■ AIM OF THE EXERCISE
Return each entry exactly, omitting nothing.

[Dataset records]

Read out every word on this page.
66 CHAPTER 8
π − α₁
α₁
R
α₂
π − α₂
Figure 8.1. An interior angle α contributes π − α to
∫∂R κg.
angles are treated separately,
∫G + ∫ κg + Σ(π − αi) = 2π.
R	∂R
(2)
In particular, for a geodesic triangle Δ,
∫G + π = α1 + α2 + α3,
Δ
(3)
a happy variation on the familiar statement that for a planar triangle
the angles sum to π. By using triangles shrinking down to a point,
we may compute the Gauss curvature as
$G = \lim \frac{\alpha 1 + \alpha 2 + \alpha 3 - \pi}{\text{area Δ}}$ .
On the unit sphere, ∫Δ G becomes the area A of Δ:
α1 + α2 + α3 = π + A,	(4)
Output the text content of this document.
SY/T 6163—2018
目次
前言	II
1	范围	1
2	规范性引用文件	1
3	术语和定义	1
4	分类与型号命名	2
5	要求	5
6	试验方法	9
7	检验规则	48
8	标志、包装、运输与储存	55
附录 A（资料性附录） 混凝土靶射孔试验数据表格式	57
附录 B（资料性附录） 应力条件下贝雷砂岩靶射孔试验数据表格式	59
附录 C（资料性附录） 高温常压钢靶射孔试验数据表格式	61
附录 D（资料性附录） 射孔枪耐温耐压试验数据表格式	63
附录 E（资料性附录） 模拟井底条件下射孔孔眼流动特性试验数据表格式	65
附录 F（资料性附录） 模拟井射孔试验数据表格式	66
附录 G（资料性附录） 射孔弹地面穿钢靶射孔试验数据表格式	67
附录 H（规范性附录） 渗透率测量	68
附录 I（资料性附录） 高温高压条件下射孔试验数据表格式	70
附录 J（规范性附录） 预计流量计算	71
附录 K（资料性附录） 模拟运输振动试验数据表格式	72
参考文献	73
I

■ SOLVED PROBLEM
Read out every word on this page.
66 CHAPTER 8
π − α₁
α₁
R
α₂
π − α₂
Figure 8.1. An interior angle α contributes π − α to
∫∂R κg.
angles are treated separately,
∫G + ∫ κg + Σ(π − αi) = 2π.
R	∂R
(2)
In particular, for a geodesic triangle Δ,
∫G + π = α1 + α2 + α3,
Δ
(3)
a happy variation on the familiar statement that for a planar triangle
the angles sum to π. By using triangles shrinking down to a point,
we may compute the Gauss curvature as
$G = \lim \frac{\alpha 1 + \alpha 2 + \alpha 3 - \pi}{\text{area Δ}}$ .
On the unit sphere, ∫Δ G becomes the area A of Δ:
α1 + α2 + α3 = π + A,	(4)
Output the text content of this document.
SY/T 6163—2018
目次
前言	II
1	范围	1
2	规范性引用文件	1
3	术语和定义	1
4	分类与型号命名	2
5	要求	5
6	试验方法	9
7	检验规则	48
8	标志、包装、运输与储存	55
附录 A（资料性附录） 混凝土靶射孔试验数据表格式	57
附录 B（资料性附录） 应力条件下贝雷砂岩靶射孔试验数据表格式	59
附录 C（资料性附录） 高温常压钢靶射孔试验数据表格式	61
附录 D（资料性附录） 射孔枪耐温耐压试验数据表格式	63
附录 E（资料性附录） 模拟井底条件下射孔孔眼流动特性试验数据表格式	65
附录 F（资料性附录） 模拟井射孔试验数据表格式	66
附录 G（资料性附录） 射孔弹地面穿钢靶射孔试验数据表格式	67
附录 H（规范性附录） 渗透率测量	68
附录 I（资料性附录） 高温高压条件下射孔试验数据表格式	70
附录 J（规范性附录） 预计流量计算	71
附录 K（资料性附录） 模拟运输振动试验数据表格式	72
参考文献	73
I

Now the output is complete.